Stored data:

○ ○ ○ ○

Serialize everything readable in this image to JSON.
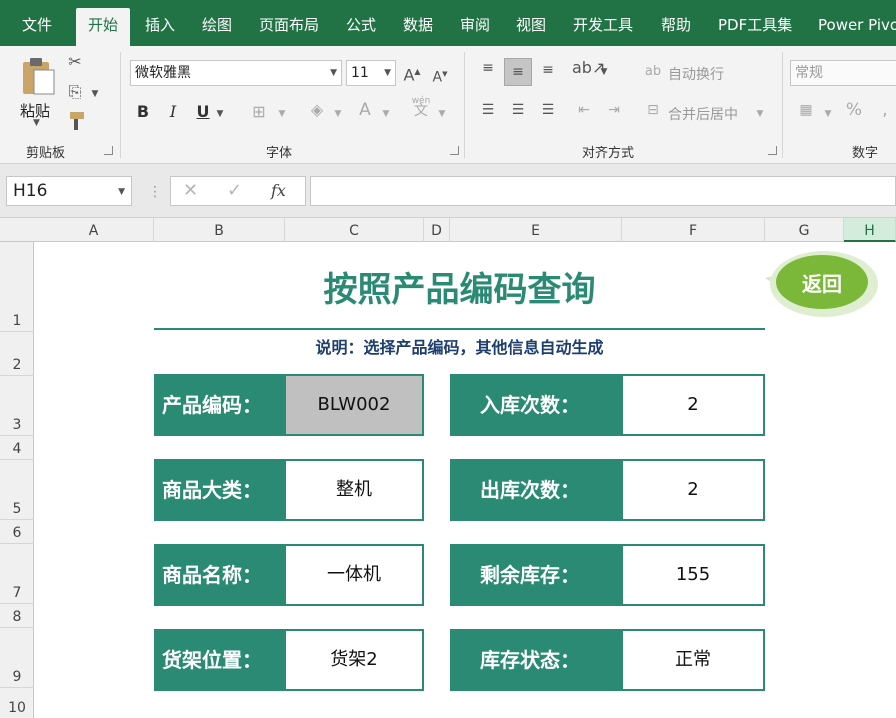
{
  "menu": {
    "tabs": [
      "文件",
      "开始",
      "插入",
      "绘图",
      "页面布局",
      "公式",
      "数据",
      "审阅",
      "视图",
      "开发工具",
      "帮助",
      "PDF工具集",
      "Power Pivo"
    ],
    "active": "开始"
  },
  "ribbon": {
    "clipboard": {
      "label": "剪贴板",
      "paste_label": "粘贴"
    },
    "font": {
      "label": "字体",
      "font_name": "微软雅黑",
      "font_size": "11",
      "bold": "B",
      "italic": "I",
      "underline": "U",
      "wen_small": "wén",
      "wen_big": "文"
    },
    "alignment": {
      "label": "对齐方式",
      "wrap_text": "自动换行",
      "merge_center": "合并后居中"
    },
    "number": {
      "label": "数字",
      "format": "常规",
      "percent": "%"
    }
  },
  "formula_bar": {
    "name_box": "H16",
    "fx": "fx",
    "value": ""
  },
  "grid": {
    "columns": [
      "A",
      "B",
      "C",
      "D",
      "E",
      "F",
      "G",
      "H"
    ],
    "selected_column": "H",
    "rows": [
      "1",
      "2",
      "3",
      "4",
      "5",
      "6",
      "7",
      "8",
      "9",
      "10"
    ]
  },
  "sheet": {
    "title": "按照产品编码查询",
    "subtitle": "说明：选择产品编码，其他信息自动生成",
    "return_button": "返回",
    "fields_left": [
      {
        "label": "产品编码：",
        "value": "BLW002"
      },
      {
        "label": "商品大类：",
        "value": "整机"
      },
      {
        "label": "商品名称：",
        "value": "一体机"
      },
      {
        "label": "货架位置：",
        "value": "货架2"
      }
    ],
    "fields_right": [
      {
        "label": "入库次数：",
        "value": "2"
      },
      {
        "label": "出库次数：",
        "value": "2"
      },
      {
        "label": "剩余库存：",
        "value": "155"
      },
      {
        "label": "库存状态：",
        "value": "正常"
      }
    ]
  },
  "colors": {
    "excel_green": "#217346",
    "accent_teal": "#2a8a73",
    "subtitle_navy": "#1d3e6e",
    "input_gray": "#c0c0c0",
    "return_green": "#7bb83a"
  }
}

○ ○ ○ ○

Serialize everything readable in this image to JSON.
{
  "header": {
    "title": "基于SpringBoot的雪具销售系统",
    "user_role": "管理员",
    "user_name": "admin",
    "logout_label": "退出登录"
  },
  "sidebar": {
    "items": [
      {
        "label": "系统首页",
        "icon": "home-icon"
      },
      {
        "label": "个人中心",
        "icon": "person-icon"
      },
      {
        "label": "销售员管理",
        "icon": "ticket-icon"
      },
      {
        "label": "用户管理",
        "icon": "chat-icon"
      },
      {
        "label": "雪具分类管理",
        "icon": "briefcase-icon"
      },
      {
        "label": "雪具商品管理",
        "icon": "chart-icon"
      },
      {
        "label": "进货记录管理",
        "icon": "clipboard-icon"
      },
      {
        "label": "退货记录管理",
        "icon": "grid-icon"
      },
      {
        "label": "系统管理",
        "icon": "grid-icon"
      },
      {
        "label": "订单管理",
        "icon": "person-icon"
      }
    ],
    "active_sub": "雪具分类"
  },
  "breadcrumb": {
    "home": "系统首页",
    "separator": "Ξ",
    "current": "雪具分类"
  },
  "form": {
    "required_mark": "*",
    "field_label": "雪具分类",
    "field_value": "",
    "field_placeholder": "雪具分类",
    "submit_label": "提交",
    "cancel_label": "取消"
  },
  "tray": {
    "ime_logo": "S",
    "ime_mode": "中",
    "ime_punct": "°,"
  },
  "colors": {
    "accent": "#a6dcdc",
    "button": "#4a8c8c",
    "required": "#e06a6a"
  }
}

○ ○ ○ ○

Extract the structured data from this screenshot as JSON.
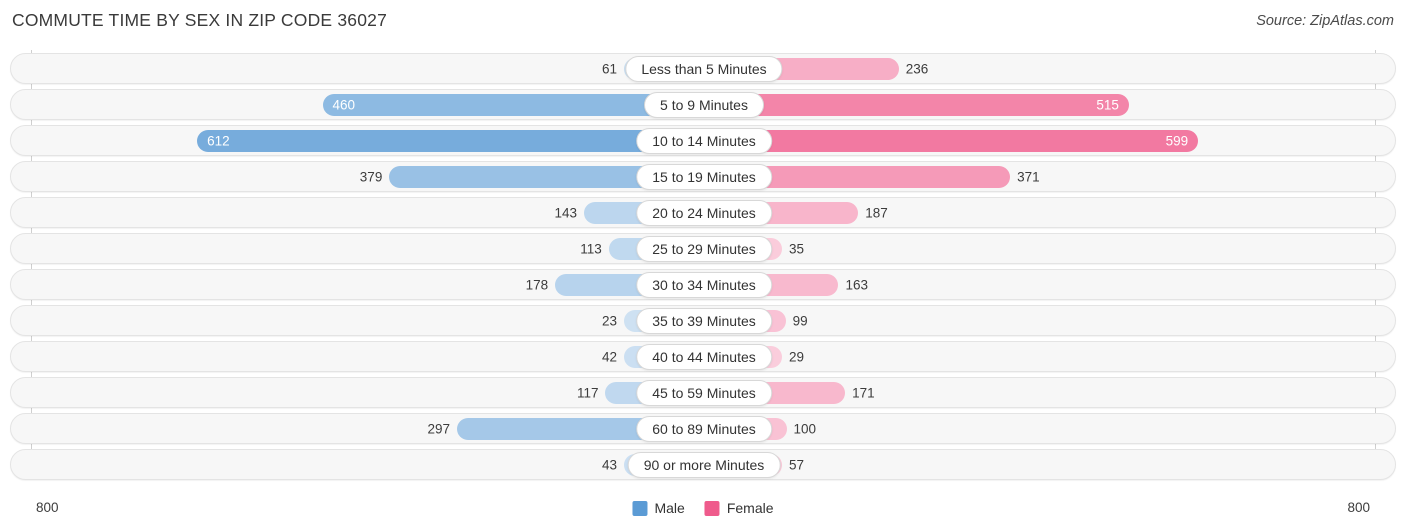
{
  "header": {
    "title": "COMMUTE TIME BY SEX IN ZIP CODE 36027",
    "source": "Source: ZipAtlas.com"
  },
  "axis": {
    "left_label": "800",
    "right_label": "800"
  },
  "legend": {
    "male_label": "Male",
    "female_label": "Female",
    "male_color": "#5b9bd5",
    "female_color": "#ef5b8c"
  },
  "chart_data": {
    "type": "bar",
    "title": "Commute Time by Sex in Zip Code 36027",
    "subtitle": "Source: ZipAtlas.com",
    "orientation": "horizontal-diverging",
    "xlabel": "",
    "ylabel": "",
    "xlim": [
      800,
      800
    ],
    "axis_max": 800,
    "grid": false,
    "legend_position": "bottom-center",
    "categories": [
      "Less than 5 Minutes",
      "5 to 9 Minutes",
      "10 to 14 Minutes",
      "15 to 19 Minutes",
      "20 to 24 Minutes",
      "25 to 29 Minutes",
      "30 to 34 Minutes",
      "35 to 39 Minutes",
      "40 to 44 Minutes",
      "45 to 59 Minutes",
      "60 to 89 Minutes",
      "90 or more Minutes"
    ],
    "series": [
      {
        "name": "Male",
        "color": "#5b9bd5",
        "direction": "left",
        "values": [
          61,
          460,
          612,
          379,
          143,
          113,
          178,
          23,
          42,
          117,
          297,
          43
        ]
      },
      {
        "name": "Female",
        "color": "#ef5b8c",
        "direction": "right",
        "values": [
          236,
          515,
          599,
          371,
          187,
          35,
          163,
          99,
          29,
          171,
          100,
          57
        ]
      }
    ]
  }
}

○ ○ ○ ○

Copy each line of the data that contains the word "grid".

  "grid": {
        "icon": "grid-icon"
        "icon": "grid-icon"
    "grid": false,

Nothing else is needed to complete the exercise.